▶ [Materials provided]
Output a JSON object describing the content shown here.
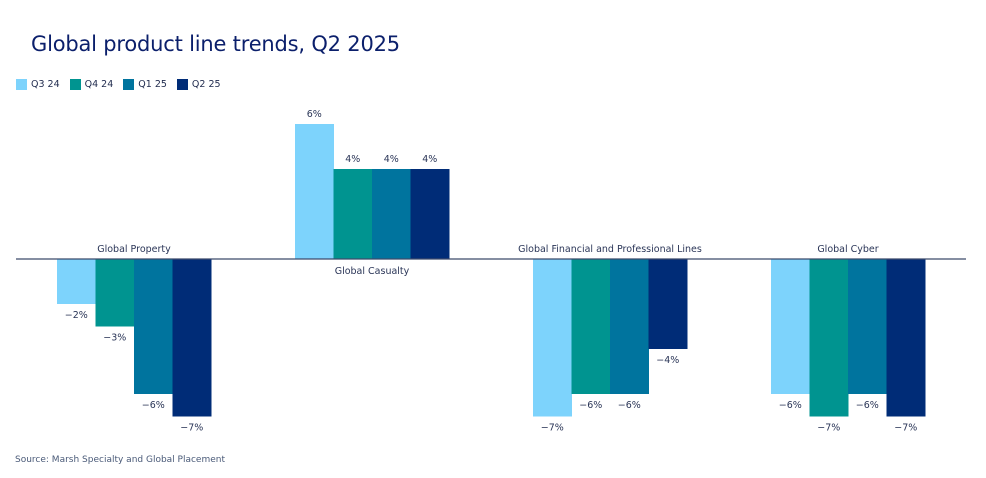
{
  "chart_data": {
    "type": "bar",
    "title": "Global product line trends, Q2 2025",
    "categories": [
      "Global Property",
      "Global Casualty",
      "Global Financial and Professional Lines",
      "Global Cyber"
    ],
    "series": [
      {
        "name": "Q3 24",
        "color": "#7dd3fc",
        "values": [
          -2,
          6,
          -7,
          -6
        ]
      },
      {
        "name": "Q4 24",
        "color": "#009490",
        "values": [
          -3,
          4,
          -6,
          -7
        ]
      },
      {
        "name": "Q1 25",
        "color": "#00749e",
        "values": [
          -6,
          4,
          -6,
          -6
        ]
      },
      {
        "name": "Q2 25",
        "color": "#002c77",
        "values": [
          -7,
          4,
          -4,
          -7
        ]
      }
    ],
    "value_format": "percent",
    "xlabel": "",
    "ylabel": "",
    "ylim": [
      -7,
      6
    ],
    "grid": false,
    "legend": "top-left",
    "source": "Source: Marsh Specialty and Global Placement"
  }
}
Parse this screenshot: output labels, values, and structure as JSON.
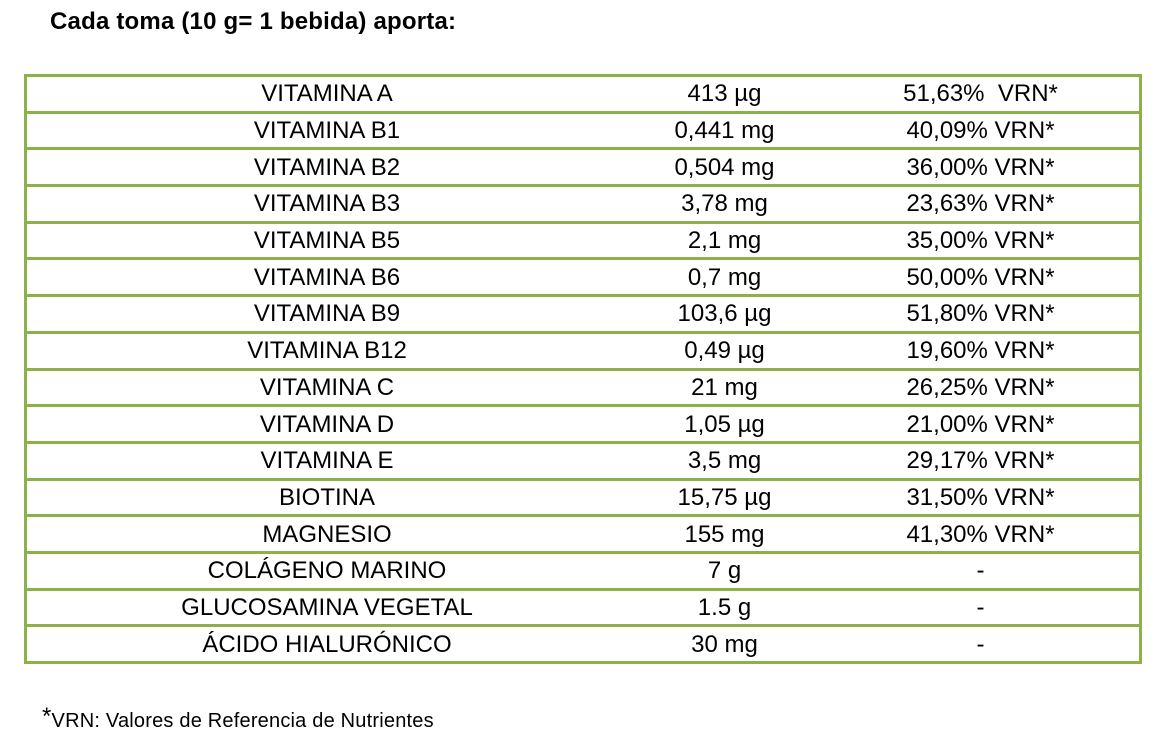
{
  "title": "Cada toma (10 g= 1 bebida) aporta:",
  "colors": {
    "border": "#8db14a",
    "text": "#000000",
    "background": "#ffffff"
  },
  "rows": [
    {
      "nutrient": "VITAMINA A",
      "amount": "413 µg",
      "vrn": "51,63%  VRN*"
    },
    {
      "nutrient": "VITAMINA B1",
      "amount": "0,441 mg",
      "vrn": "40,09% VRN*"
    },
    {
      "nutrient": "VITAMINA B2",
      "amount": "0,504 mg",
      "vrn": "36,00% VRN*"
    },
    {
      "nutrient": "VITAMINA B3",
      "amount": "3,78 mg",
      "vrn": "23,63% VRN*"
    },
    {
      "nutrient": "VITAMINA B5",
      "amount": "2,1 mg",
      "vrn": "35,00% VRN*"
    },
    {
      "nutrient": "VITAMINA B6",
      "amount": "0,7 mg",
      "vrn": "50,00% VRN*"
    },
    {
      "nutrient": "VITAMINA B9",
      "amount": "103,6 µg",
      "vrn": "51,80% VRN*"
    },
    {
      "nutrient": "VITAMINA B12",
      "amount": "0,49 µg",
      "vrn": "19,60% VRN*"
    },
    {
      "nutrient": "VITAMINA C",
      "amount": "21 mg",
      "vrn": "26,25% VRN*"
    },
    {
      "nutrient": "VITAMINA D",
      "amount": "1,05 µg",
      "vrn": "21,00% VRN*"
    },
    {
      "nutrient": "VITAMINA E",
      "amount": "3,5 mg",
      "vrn": "29,17% VRN*"
    },
    {
      "nutrient": "BIOTINA",
      "amount": "15,75 µg",
      "vrn": "31,50% VRN*"
    },
    {
      "nutrient": "MAGNESIO",
      "amount": "155 mg",
      "vrn": "41,30% VRN*"
    },
    {
      "nutrient": "COLÁGENO MARINO",
      "amount": "7 g",
      "vrn": "-"
    },
    {
      "nutrient": "GLUCOSAMINA VEGETAL",
      "amount": "1.5 g",
      "vrn": "-"
    },
    {
      "nutrient": "ÁCIDO HIALURÓNICO",
      "amount": "30 mg",
      "vrn": "-"
    }
  ],
  "footnote": {
    "star": "*",
    "text": "VRN: Valores de Referencia de Nutrientes"
  }
}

▶ [Stated exercise]
How many of the lines in the listing above hold the word "name"? Report only that figure.

▶ [Task response]
4